Brief | Give an exact transcription of every line, dropping the images.

The data |
** Start **

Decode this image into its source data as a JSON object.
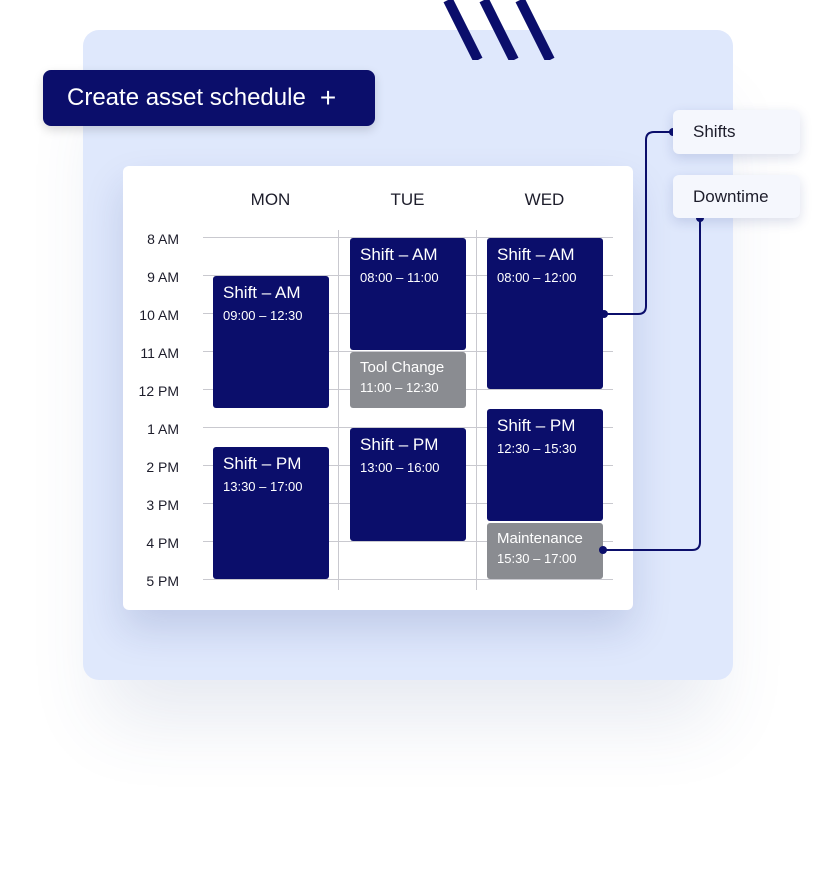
{
  "create_button": {
    "label": "Create asset schedule",
    "icon": "plus-icon"
  },
  "calendar": {
    "days": [
      "MON",
      "TUE",
      "WED"
    ],
    "times": [
      "8 AM",
      "9 AM",
      "10 AM",
      "11 AM",
      "12 PM",
      "1 AM",
      "2 PM",
      "3 PM",
      "4 PM",
      "5 PM"
    ],
    "events": {
      "mon_am": {
        "title": "Shift – AM",
        "range": "09:00 – 12:30",
        "type": "shift"
      },
      "mon_pm": {
        "title": "Shift – PM",
        "range": "13:30 – 17:00",
        "type": "shift"
      },
      "tue_am": {
        "title": "Shift – AM",
        "range": "08:00 – 11:00",
        "type": "shift"
      },
      "tue_tool": {
        "title": "Tool Change",
        "range": "11:00 – 12:30",
        "type": "downtime"
      },
      "tue_pm": {
        "title": "Shift – PM",
        "range": "13:00 – 16:00",
        "type": "shift"
      },
      "wed_am": {
        "title": "Shift – AM",
        "range": "08:00 – 12:00",
        "type": "shift"
      },
      "wed_pm": {
        "title": "Shift – PM",
        "range": "12:30 – 15:30",
        "type": "shift"
      },
      "wed_maint": {
        "title": "Maintenance",
        "range": "15:30 – 17:00",
        "type": "downtime"
      }
    }
  },
  "legend": {
    "shifts": "Shifts",
    "downtime": "Downtime"
  },
  "colors": {
    "shift": "#0b0e6b",
    "downtime": "#8a8c91",
    "panel": "#dfe8fc"
  }
}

** End **

Answer in full |
Decode this image into its source data as a JSON object.
{
  "create_button": {
    "label": "Create asset schedule",
    "icon": "plus-icon"
  },
  "calendar": {
    "days": [
      "MON",
      "TUE",
      "WED"
    ],
    "times": [
      "8 AM",
      "9 AM",
      "10 AM",
      "11 AM",
      "12 PM",
      "1 AM",
      "2 PM",
      "3 PM",
      "4 PM",
      "5 PM"
    ],
    "events": {
      "mon_am": {
        "title": "Shift – AM",
        "range": "09:00 – 12:30",
        "type": "shift"
      },
      "mon_pm": {
        "title": "Shift – PM",
        "range": "13:30 – 17:00",
        "type": "shift"
      },
      "tue_am": {
        "title": "Shift – AM",
        "range": "08:00 – 11:00",
        "type": "shift"
      },
      "tue_tool": {
        "title": "Tool Change",
        "range": "11:00 – 12:30",
        "type": "downtime"
      },
      "tue_pm": {
        "title": "Shift – PM",
        "range": "13:00 – 16:00",
        "type": "shift"
      },
      "wed_am": {
        "title": "Shift – AM",
        "range": "08:00 – 12:00",
        "type": "shift"
      },
      "wed_pm": {
        "title": "Shift – PM",
        "range": "12:30 – 15:30",
        "type": "shift"
      },
      "wed_maint": {
        "title": "Maintenance",
        "range": "15:30 – 17:00",
        "type": "downtime"
      }
    }
  },
  "legend": {
    "shifts": "Shifts",
    "downtime": "Downtime"
  },
  "colors": {
    "shift": "#0b0e6b",
    "downtime": "#8a8c91",
    "panel": "#dfe8fc"
  }
}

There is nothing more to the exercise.